Present the following data again exactly as it is shown.

## [Lines of data]
****************

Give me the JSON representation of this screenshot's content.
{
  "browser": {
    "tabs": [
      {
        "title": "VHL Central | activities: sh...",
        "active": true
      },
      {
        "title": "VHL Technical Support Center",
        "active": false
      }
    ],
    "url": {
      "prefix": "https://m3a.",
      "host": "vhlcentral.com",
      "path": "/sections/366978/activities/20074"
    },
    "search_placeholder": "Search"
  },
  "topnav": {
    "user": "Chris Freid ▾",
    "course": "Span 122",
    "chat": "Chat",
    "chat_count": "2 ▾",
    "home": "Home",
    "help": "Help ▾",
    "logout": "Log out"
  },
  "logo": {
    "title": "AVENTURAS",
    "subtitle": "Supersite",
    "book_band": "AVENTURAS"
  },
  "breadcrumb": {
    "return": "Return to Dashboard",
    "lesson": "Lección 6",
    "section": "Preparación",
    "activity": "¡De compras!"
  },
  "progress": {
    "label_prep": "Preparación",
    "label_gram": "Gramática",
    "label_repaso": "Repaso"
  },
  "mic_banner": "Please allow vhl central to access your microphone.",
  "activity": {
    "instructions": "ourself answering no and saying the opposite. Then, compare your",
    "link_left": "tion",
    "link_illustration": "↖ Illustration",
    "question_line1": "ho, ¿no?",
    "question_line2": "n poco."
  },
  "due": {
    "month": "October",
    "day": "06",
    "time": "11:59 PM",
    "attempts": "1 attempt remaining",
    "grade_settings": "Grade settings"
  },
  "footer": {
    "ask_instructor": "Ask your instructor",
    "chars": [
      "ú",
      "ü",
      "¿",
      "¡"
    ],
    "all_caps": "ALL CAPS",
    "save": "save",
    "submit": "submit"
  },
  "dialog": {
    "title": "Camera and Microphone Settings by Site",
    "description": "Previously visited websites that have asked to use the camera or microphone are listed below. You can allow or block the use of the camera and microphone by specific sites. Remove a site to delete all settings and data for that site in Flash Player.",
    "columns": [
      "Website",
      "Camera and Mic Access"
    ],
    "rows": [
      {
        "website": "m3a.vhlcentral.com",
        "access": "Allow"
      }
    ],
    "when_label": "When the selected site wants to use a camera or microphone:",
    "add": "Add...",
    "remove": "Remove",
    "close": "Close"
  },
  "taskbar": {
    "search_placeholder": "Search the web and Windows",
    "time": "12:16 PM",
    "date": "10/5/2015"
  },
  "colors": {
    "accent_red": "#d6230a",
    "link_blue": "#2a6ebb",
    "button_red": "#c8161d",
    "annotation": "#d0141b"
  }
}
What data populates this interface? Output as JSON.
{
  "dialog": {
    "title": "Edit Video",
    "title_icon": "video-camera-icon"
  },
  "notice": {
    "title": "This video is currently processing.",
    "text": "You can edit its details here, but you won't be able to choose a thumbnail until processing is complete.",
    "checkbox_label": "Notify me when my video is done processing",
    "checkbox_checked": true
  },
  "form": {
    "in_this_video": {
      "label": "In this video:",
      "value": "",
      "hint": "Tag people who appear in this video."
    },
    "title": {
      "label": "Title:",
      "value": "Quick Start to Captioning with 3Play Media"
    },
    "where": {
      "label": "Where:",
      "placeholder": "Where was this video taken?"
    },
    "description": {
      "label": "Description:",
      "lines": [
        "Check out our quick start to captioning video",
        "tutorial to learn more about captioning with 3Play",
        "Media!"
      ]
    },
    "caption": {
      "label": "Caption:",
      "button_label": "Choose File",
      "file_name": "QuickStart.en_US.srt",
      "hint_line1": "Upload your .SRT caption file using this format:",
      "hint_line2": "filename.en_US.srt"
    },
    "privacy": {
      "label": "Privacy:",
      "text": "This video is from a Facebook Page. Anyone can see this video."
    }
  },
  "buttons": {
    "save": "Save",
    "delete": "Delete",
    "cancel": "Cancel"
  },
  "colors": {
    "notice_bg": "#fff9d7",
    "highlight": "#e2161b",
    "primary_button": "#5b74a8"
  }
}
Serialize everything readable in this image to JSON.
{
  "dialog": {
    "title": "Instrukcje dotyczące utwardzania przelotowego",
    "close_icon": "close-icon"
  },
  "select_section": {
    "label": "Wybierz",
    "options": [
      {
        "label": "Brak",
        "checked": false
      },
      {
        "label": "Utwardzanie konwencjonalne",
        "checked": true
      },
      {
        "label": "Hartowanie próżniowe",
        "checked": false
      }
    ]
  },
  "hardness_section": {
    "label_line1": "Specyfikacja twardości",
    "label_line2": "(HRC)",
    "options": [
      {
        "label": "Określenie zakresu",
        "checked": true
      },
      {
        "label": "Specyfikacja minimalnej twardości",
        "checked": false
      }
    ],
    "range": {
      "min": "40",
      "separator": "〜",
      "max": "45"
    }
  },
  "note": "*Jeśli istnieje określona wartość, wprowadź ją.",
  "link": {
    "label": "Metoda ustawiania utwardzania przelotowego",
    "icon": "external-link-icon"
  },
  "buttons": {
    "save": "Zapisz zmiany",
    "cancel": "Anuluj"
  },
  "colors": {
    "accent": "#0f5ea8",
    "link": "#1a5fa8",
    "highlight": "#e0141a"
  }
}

****************

## [Solved problem]
Give me the JSON representation of this screenshot's content.
{
  "browser": {
    "tabs": [
      {
        "title": "VHL Central | activities: sh...",
        "active": true
      },
      {
        "title": "VHL Technical Support Center",
        "active": false
      }
    ],
    "url": {
      "prefix": "https://m3a.",
      "host": "vhlcentral.com",
      "path": "/sections/366978/activities/20074"
    },
    "search_placeholder": "Search"
  },
  "topnav": {
    "user": "Chris Freid ▾",
    "course": "Span 122",
    "chat": "Chat",
    "chat_count": "2 ▾",
    "home": "Home",
    "help": "Help ▾",
    "logout": "Log out"
  },
  "logo": {
    "title": "AVENTURAS",
    "subtitle": "Supersite",
    "book_band": "AVENTURAS"
  },
  "breadcrumb": {
    "return": "Return to Dashboard",
    "lesson": "Lección 6",
    "section": "Preparación",
    "activity": "¡De compras!"
  },
  "progress": {
    "label_prep": "Preparación",
    "label_gram": "Gramática",
    "label_repaso": "Repaso"
  },
  "mic_banner": "Please allow vhl central to access your microphone.",
  "activity": {
    "instructions": "ourself answering no and saying the opposite. Then, compare your",
    "link_left": "tion",
    "link_illustration": "↖ Illustration",
    "question_line1": "ho, ¿no?",
    "question_line2": "n poco."
  },
  "due": {
    "month": "October",
    "day": "06",
    "time": "11:59 PM",
    "attempts": "1 attempt remaining",
    "grade_settings": "Grade settings"
  },
  "footer": {
    "ask_instructor": "Ask your instructor",
    "chars": [
      "ú",
      "ü",
      "¿",
      "¡"
    ],
    "all_caps": "ALL CAPS",
    "save": "save",
    "submit": "submit"
  },
  "dialog": {
    "title": "Camera and Microphone Settings by Site",
    "description": "Previously visited websites that have asked to use the camera or microphone are listed below. You can allow or block the use of the camera and microphone by specific sites. Remove a site to delete all settings and data for that site in Flash Player.",
    "columns": [
      "Website",
      "Camera and Mic Access"
    ],
    "rows": [
      {
        "website": "m3a.vhlcentral.com",
        "access": "Allow"
      }
    ],
    "when_label": "When the selected site wants to use a camera or microphone:",
    "add": "Add...",
    "remove": "Remove",
    "close": "Close"
  },
  "taskbar": {
    "search_placeholder": "Search the web and Windows",
    "time": "12:16 PM",
    "date": "10/5/2015"
  },
  "colors": {
    "accent_red": "#d6230a",
    "link_blue": "#2a6ebb",
    "button_red": "#c8161d",
    "annotation": "#d0141b"
  }
}
What data populates this interface? Output as JSON.
{
  "dialog": {
    "title": "Edit Video",
    "title_icon": "video-camera-icon"
  },
  "notice": {
    "title": "This video is currently processing.",
    "text": "You can edit its details here, but you won't be able to choose a thumbnail until processing is complete.",
    "checkbox_label": "Notify me when my video is done processing",
    "checkbox_checked": true
  },
  "form": {
    "in_this_video": {
      "label": "In this video:",
      "value": "",
      "hint": "Tag people who appear in this video."
    },
    "title": {
      "label": "Title:",
      "value": "Quick Start to Captioning with 3Play Media"
    },
    "where": {
      "label": "Where:",
      "placeholder": "Where was this video taken?"
    },
    "description": {
      "label": "Description:",
      "lines": [
        "Check out our quick start to captioning video",
        "tutorial to learn more about captioning with 3Play",
        "Media!"
      ]
    },
    "caption": {
      "label": "Caption:",
      "button_label": "Choose File",
      "file_name": "QuickStart.en_US.srt",
      "hint_line1": "Upload your .SRT caption file using this format:",
      "hint_line2": "filename.en_US.srt"
    },
    "privacy": {
      "label": "Privacy:",
      "text": "This video is from a Facebook Page. Anyone can see this video."
    }
  },
  "buttons": {
    "save": "Save",
    "delete": "Delete",
    "cancel": "Cancel"
  },
  "colors": {
    "notice_bg": "#fff9d7",
    "highlight": "#e2161b",
    "primary_button": "#5b74a8"
  }
}
Serialize everything readable in this image to JSON.
{
  "dialog": {
    "title": "Instrukcje dotyczące utwardzania przelotowego",
    "close_icon": "close-icon"
  },
  "select_section": {
    "label": "Wybierz",
    "options": [
      {
        "label": "Brak",
        "checked": false
      },
      {
        "label": "Utwardzanie konwencjonalne",
        "checked": true
      },
      {
        "label": "Hartowanie próżniowe",
        "checked": false
      }
    ]
  },
  "hardness_section": {
    "label_line1": "Specyfikacja twardości",
    "label_line2": "(HRC)",
    "options": [
      {
        "label": "Określenie zakresu",
        "checked": true
      },
      {
        "label": "Specyfikacja minimalnej twardości",
        "checked": false
      }
    ],
    "range": {
      "min": "40",
      "separator": "〜",
      "max": "45"
    }
  },
  "note": "*Jeśli istnieje określona wartość, wprowadź ją.",
  "link": {
    "label": "Metoda ustawiania utwardzania przelotowego",
    "icon": "external-link-icon"
  },
  "buttons": {
    "save": "Zapisz zmiany",
    "cancel": "Anuluj"
  },
  "colors": {
    "accent": "#0f5ea8",
    "link": "#1a5fa8",
    "highlight": "#e0141a"
  }
}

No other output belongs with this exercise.